What the task asks
Report the number of lines that include "całkowita", with no additional text.

Provided entries
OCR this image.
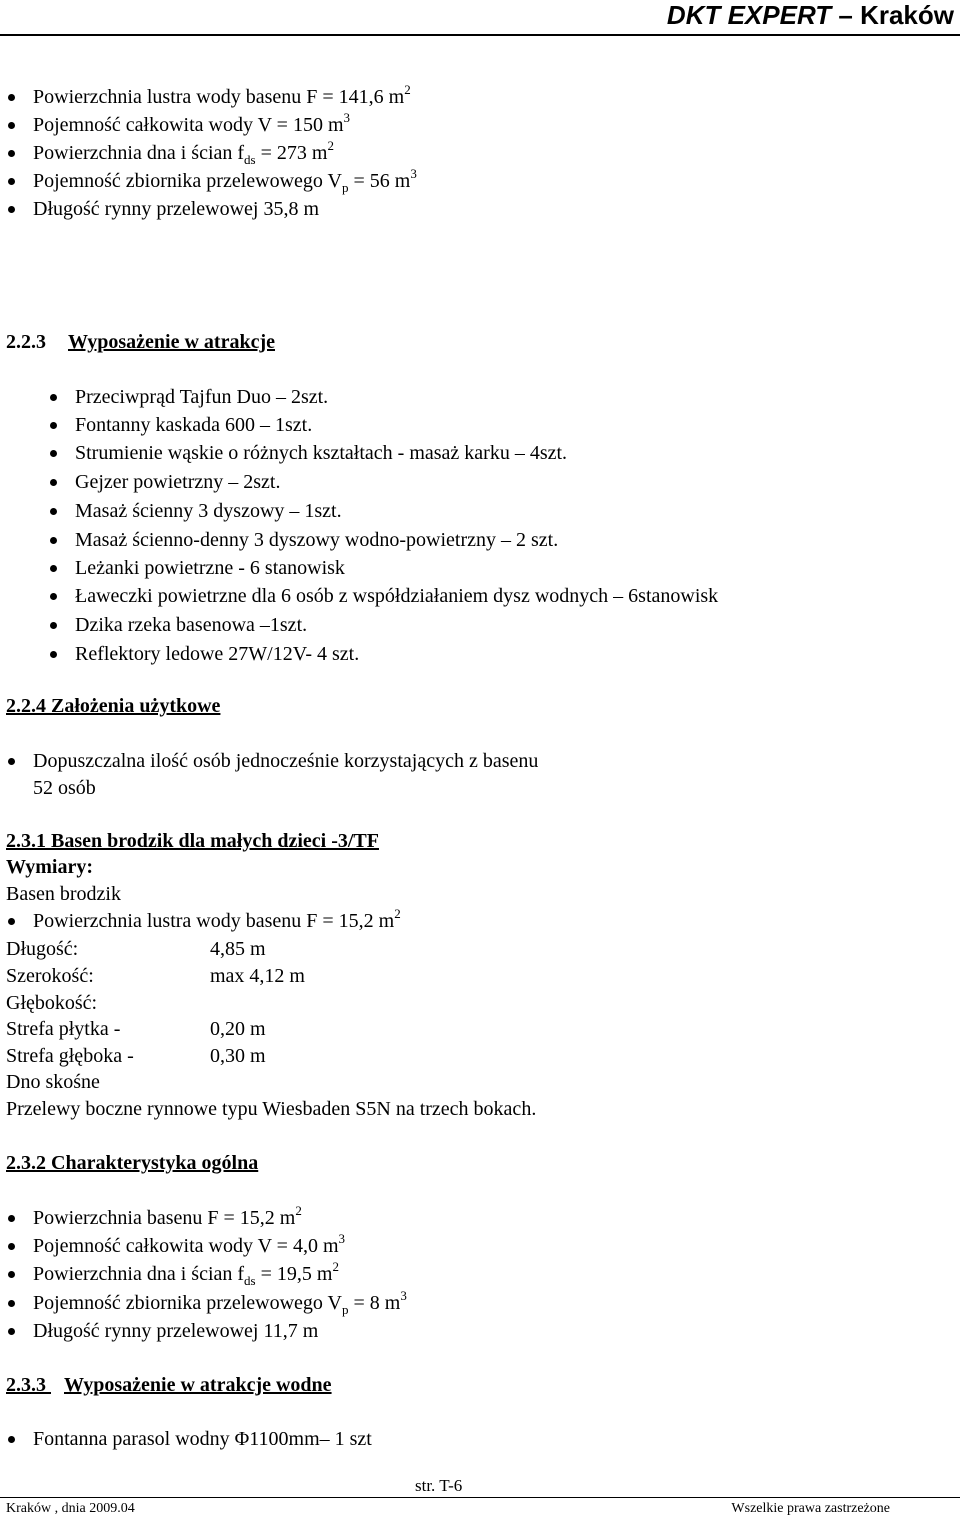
DKT EXPERT – Kraków
Powierzchnia lustra wody basenu F = 141,6 $m^2$
Pojemność całkowita wody V = 150 $m^3$
Powierzchnia dna i ścian $f_{ds} = 273$ $m^2$
Pojemność zbiornika przelewowego $V_p = 56$ $m^3$
Długość rynny przelewowej 35,8 m
2.2.3 Wyposażenie w atrakcje
Przeciwprąd Tajfun Duo – 2szt.
Fontanny kaskada 600 – 1szt.
Strumienie wąskie o różnych kształtach - masaż karku – 4szt.
Gejzer powietrzny – 2szt.
Masaż ścienny 3 dyszowy – 1szt.
Masaż ścienno-denny 3 dyszowy wodno-powietrzny – 2 szt.
Leżanki powietrzne - 6 stanowisk
Ławeczki powietrzne dla 6 osób z współdziałaniem dysz wodnych – 6stanowisk
Dzika rzeka basenowa –1szt.
Reflektory ledowe 27W/12V- 4 szt.
2.2.4 Założenia użytkowe
Dopuszczalna ilość osób jednocześnie korzystających z basenu
52 osób
2.3.1 Basen brodzik dla małych dzieci -3/TF
Wymiary:
Basen brodzik
Powierzchnia lustra wody basenu F = 15,2 $m^2$
Długość:	4,85 m
Szerokość:	max 4,12 m
Głębokość:
Strefa płytka -	0,20 m
Strefa głęboka -	0,30 m
Dno skośne
Przelewy boczne rynnowe typu Wiesbaden S5N na trzech bokach.
2.3.2 Charakterystyka ogólna
Powierzchnia basenu F = 15,2 $m^2$
Pojemność całkowita wody V = 4,0 $m^3$
Powierzchnia dna i ścian $f_{ds} = 19,5$ $m^2$
Pojemność zbiornika przelewowego $V_p = 8$ $m^3$
Długość rynny przelewowej 11,7 m
2.3.3 Wyposażenie w atrakcje wodne
Fontanna parasol wodny Φ1100mm– 1 szt
str. T-6
Kraków , dnia 2009.04	Wszelkie prawa zastrzeżone
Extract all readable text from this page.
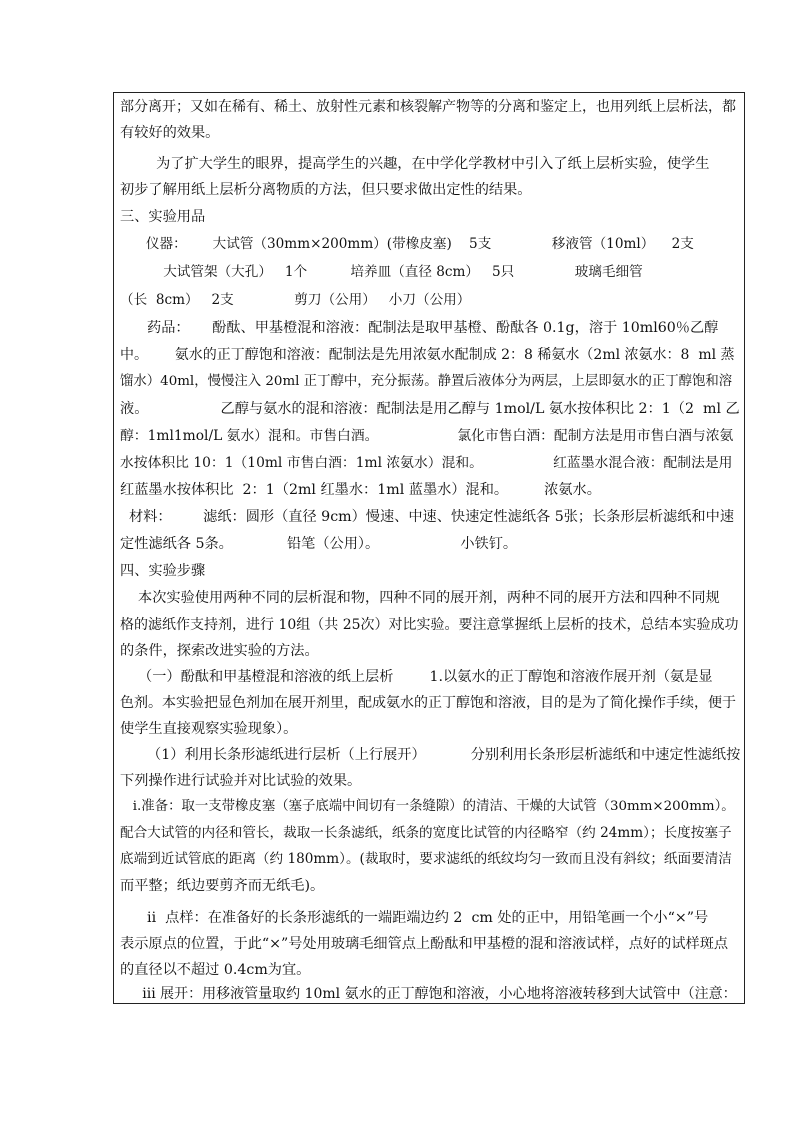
部分离开；又如在稀有、稀土、放射性元素和核裂解产物等的分离和鉴定上，也用列纸上层析法，都
有较好的效果。
为了扩大学生的眼界，提高学生的兴趣，在中学化学教材中引入了纸上层析实验，使学生
初步了解用纸上层析分离物质的方法，但只要求做出定性的结果。
三、实验用品
仪器：      大试管（30mm×200mm）(带橡皮塞)    5支              移液管（10ml）    2支
大试管架（大孔）   1个          培养皿（直径 8cm）   5只              玻璃毛细管
（长  8cm）   2支              剪刀（公用）   小刀（公用）
药品：     酚酞、甲基橙混和溶液：配制法是取甲基橙、酚酞各 0.1g，溶于 10ml60％乙醇
中。      氨水的正丁醇饱和溶液：配制法是先用浓氨水配制成 2：8 稀氨水（2ml 浓氨水：8  ml 蒸
馏水）40ml，慢慢注入 20ml 正丁醇中，充分振荡。静置后液体分为两层，上层即氨水的正丁醇饱和溶
液。                乙醇与氨水的混和溶液：配制法是用乙醇与 1mol/L 氨水按体积比 2：1（2  ml 乙
醇：1ml1mol/L 氨水）混和。市售白酒。                  氯化市售白酒：配制方法是用市售白酒与浓氨
水按体积比 10：1（10ml 市售白酒：1ml 浓氨水）混和。                红蓝墨水混合液：配制法是用
红蓝墨水按体积比  2：1（2ml 红墨水：1ml 蓝墨水）混和。        浓氨水。
材料：       滤纸：圆形（直径 9cm）慢速、中速、快速定性滤纸各 5张；长条形层析滤纸和中速
定性滤纸各 5条。            铅笔（公用）。                  小铁钉。
四、实验步骤
本次实验使用两种不同的层析混和物，四种不同的展开剂，两种不同的展开方法和四种不同规
格的滤纸作支持剂，进行 10组（共 25次）对比实验。要注意掌握纸上层析的技术，总结本实验成功
的条件，探索改进实验的方法。
（一）酚酞和甲基橙混和溶液的纸上层析        1.以氨水的正丁醇饱和溶液作展开剂（氨是显
色剂。本实验把显色剂加在展开剂里，配成氨水的正丁醇饱和溶液，目的是为了简化操作手续，便于
使学生直接观察实验现象）。
（1）利用长条形滤纸进行层析（上行展开）          分别利用长条形层析滤纸和中速定性滤纸按
下列操作进行试验并对比试验的效果。
i.准备：取一支带橡皮塞（塞子底端中间切有一条缝隙）的清洁、干燥的大试管（30mm×200mm）。
配合大试管的内径和管长，裁取一长条滤纸，纸条的宽度比试管的内径略窄（约 24mm）；长度按塞子
底端到近试管底的距离（约 180mm）。(裁取时，要求滤纸的纸纹均匀一致而且没有斜纹；纸面要清洁
而平整；纸边要剪齐而无纸毛)。
ii  点样：在准备好的长条形滤纸的一端距端边约 2  cm 处的正中，用铅笔画一个小“×”号
表示原点的位置，于此“×”号处用玻璃毛细管点上酚酞和甲基橙的混和溶液试样，点好的试样斑点
的直径以不超过 0.4cm为宜。
iii 展开：用移液管量取约 10ml 氨水的正丁醇饱和溶液，小心地将溶液转移到大试管中（注意：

Answer to this exercise
2